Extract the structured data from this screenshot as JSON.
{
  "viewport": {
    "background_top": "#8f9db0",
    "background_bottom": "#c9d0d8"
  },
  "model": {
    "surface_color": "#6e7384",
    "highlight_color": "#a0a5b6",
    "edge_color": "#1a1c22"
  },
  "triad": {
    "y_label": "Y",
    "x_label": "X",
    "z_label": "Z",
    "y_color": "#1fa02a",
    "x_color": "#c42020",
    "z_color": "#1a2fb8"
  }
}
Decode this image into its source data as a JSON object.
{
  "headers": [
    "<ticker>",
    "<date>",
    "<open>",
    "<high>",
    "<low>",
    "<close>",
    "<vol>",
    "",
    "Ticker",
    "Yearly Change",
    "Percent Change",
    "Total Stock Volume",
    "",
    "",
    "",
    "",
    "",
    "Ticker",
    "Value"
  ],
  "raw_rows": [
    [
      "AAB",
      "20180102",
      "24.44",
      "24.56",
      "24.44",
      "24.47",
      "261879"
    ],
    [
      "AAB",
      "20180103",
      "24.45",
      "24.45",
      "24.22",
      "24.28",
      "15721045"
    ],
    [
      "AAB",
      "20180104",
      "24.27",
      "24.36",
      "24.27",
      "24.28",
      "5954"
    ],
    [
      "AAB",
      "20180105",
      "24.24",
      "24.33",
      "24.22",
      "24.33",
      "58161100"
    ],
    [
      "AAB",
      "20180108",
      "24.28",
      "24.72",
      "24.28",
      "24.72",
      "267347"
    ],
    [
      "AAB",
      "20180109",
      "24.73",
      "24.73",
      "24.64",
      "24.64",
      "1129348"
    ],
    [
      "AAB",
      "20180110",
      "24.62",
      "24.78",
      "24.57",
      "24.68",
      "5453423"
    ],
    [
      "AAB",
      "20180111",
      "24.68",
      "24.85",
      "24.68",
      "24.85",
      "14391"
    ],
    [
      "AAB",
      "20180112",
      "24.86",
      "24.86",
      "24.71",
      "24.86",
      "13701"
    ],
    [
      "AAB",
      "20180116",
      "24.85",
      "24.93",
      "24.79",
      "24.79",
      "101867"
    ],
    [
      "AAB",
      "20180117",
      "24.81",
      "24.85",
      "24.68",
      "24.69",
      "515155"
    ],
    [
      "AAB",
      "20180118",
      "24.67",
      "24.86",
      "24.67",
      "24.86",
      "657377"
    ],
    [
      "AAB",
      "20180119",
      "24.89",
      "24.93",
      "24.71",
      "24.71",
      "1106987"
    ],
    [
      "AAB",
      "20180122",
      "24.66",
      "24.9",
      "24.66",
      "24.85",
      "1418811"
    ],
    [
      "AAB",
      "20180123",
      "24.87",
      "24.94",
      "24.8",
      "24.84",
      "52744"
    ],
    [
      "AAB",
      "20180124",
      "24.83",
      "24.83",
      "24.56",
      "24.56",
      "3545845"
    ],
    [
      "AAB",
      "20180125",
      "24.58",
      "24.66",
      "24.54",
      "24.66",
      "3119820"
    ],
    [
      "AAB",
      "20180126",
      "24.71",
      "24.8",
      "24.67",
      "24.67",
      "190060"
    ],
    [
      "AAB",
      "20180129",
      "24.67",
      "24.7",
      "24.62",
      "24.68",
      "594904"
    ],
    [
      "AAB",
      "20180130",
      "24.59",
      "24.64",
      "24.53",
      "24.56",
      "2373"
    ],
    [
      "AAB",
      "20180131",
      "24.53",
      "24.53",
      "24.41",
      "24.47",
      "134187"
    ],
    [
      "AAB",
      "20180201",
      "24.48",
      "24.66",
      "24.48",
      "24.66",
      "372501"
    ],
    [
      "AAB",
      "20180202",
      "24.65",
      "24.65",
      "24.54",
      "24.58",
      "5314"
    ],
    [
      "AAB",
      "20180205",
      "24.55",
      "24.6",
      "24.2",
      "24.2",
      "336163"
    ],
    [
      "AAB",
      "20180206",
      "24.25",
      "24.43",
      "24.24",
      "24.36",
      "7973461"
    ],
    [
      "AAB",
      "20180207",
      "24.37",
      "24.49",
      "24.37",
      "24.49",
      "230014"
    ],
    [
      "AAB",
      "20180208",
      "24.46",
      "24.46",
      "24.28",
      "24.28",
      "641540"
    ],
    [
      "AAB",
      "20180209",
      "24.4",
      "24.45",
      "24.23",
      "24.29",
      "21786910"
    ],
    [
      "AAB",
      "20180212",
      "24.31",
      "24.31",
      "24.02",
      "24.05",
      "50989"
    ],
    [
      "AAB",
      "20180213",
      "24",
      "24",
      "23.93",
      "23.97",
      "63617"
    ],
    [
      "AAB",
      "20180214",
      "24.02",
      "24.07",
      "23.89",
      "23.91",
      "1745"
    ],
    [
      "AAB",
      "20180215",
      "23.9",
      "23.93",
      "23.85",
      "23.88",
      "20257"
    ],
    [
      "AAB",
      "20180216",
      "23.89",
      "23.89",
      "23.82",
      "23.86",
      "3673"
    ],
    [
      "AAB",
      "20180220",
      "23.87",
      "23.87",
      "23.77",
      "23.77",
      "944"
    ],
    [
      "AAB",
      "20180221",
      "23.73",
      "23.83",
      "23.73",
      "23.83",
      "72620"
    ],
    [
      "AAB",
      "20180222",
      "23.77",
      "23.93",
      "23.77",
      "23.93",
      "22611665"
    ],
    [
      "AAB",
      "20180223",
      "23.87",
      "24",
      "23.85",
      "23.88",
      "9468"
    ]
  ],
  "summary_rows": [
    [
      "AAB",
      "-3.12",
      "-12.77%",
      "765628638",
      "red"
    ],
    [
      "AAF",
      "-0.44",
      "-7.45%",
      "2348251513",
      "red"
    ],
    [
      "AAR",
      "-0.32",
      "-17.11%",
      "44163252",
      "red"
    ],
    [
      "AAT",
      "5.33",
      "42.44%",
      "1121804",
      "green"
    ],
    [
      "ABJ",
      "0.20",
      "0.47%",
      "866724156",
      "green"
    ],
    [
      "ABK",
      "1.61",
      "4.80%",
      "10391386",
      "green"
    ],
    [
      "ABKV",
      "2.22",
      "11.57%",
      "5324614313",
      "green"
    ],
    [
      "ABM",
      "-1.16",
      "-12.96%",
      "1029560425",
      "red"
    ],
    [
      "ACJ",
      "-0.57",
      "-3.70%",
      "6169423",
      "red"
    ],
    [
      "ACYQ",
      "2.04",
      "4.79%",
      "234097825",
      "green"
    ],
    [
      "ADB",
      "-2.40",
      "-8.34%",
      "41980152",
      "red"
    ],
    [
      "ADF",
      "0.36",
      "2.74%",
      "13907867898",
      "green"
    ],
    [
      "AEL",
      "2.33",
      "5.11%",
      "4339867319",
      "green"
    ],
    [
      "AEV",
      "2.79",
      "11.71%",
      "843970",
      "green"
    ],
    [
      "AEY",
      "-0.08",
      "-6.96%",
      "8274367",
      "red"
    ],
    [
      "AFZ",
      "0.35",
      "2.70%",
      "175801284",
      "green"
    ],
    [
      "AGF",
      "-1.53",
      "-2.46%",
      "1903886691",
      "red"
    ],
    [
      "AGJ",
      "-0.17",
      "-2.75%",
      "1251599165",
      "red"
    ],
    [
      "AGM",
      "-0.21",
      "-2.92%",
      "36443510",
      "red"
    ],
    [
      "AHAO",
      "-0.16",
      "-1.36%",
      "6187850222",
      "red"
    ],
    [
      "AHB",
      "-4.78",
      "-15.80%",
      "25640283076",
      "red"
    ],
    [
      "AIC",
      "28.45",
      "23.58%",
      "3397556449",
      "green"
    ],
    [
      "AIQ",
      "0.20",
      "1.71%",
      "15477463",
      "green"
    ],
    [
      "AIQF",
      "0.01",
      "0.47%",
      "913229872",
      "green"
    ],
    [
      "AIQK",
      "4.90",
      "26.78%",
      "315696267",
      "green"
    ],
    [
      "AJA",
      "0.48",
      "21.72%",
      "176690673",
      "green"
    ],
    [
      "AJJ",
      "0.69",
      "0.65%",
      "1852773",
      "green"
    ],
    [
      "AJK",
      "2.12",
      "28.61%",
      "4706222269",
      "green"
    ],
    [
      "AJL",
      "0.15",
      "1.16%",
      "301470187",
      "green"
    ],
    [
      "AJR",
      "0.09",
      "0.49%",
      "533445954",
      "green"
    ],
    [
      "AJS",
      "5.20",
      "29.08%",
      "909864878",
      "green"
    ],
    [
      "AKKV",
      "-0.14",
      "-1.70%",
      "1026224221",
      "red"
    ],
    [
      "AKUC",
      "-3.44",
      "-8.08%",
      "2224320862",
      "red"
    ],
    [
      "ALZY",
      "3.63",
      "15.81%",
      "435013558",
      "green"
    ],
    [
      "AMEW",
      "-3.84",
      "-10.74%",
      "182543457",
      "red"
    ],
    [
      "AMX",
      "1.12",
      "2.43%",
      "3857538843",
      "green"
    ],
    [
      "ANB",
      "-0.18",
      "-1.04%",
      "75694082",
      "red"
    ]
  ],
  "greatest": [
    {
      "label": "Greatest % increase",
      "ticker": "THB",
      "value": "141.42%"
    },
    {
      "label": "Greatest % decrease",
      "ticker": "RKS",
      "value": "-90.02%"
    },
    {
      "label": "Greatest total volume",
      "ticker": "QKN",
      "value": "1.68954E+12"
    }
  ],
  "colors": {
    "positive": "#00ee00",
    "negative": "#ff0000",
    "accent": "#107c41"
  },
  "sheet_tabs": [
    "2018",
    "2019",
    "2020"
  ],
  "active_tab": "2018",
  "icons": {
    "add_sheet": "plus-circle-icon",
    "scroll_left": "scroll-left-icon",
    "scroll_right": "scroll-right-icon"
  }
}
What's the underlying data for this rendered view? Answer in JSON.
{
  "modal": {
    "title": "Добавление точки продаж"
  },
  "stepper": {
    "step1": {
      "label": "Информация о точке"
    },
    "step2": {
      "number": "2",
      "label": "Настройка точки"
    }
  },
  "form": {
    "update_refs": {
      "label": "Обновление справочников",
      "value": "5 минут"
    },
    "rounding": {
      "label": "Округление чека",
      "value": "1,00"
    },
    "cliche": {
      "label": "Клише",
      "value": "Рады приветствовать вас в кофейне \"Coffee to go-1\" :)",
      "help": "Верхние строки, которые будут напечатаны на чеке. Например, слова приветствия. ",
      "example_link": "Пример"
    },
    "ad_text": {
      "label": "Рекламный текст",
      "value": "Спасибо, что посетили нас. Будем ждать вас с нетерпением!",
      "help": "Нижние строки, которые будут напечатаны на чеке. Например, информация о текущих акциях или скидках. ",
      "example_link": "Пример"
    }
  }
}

########################################

■ Stated problem
From the entries above, pull out each line that includes "JSON".

■ In response
Extract the structured data from this screenshot as JSON.
Decode this image into its source data as a JSON object.
What's the underlying data for this rendered view? Answer in JSON.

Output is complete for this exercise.